-- WHAT YOU NEED TO DO --
Identify the lines that contain the string "relative", then copy each of them.

-- SUPPLIED MATERIAL --

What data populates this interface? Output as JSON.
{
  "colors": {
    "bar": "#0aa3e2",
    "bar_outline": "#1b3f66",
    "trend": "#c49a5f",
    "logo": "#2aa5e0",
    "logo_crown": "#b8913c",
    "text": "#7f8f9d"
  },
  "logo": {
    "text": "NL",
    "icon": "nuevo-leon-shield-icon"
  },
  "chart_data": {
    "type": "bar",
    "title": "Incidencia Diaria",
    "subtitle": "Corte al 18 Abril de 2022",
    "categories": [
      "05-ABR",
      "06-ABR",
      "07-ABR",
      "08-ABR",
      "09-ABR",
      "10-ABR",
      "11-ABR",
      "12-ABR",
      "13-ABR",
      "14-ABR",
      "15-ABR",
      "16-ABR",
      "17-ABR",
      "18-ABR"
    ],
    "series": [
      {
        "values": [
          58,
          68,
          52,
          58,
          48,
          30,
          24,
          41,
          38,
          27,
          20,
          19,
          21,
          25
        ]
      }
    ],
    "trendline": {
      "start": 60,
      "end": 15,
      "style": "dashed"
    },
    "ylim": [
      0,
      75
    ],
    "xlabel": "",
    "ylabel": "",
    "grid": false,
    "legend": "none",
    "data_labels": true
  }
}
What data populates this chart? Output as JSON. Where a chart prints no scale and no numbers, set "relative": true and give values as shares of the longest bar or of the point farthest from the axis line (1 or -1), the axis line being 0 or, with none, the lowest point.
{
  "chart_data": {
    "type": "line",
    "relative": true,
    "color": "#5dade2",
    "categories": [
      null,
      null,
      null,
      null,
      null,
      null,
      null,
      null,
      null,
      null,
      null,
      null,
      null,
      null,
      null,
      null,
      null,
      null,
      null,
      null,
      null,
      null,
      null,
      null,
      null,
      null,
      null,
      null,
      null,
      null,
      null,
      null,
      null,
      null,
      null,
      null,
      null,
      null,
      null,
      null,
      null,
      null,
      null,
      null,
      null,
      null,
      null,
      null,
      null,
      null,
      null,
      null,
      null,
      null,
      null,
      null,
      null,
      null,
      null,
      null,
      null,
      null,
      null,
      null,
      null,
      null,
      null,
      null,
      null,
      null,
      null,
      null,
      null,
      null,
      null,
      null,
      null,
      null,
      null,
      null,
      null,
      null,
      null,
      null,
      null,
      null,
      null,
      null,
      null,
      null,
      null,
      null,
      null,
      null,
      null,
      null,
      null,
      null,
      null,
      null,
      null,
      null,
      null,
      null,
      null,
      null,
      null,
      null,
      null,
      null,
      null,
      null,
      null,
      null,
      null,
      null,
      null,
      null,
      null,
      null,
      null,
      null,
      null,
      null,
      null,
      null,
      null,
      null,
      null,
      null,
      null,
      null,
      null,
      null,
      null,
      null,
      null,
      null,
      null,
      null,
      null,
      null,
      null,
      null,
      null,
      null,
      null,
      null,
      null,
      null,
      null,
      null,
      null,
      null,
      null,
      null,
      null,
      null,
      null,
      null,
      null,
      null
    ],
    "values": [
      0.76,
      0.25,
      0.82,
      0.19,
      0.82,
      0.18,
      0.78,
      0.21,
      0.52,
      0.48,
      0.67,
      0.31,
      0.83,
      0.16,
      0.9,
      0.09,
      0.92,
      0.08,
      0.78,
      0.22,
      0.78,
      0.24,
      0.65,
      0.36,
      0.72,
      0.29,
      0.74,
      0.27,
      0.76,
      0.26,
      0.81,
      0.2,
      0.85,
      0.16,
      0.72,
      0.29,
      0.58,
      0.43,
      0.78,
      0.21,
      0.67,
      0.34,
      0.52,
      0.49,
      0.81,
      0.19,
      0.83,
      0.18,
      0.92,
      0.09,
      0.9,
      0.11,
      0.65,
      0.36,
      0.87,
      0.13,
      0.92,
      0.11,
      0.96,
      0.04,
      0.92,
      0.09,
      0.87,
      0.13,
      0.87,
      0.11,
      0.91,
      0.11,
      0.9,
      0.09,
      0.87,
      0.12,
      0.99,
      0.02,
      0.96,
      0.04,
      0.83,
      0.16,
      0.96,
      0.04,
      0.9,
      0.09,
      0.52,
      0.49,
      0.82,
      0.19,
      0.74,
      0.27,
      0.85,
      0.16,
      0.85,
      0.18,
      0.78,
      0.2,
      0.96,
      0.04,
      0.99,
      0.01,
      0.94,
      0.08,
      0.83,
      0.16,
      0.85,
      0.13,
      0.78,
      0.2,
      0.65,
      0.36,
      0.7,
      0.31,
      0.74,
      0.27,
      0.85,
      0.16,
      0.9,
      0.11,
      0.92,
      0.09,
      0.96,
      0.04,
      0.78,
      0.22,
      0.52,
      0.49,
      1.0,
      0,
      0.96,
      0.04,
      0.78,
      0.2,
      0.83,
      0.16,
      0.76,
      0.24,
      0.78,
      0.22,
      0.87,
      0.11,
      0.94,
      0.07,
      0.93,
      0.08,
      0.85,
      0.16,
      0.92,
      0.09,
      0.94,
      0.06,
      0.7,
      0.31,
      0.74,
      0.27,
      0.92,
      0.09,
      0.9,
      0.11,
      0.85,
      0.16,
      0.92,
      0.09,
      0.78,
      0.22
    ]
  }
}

-- TASK OUTPUT --
What data populates this chart? Output as JSON. Where a chart prints no scale and no numbers, set "relative": true and give values as shares of the longest bar or of the point farthest from the axis line (1 or -1), the axis line being 0 or, with none, the lowest point.
    "relative": true,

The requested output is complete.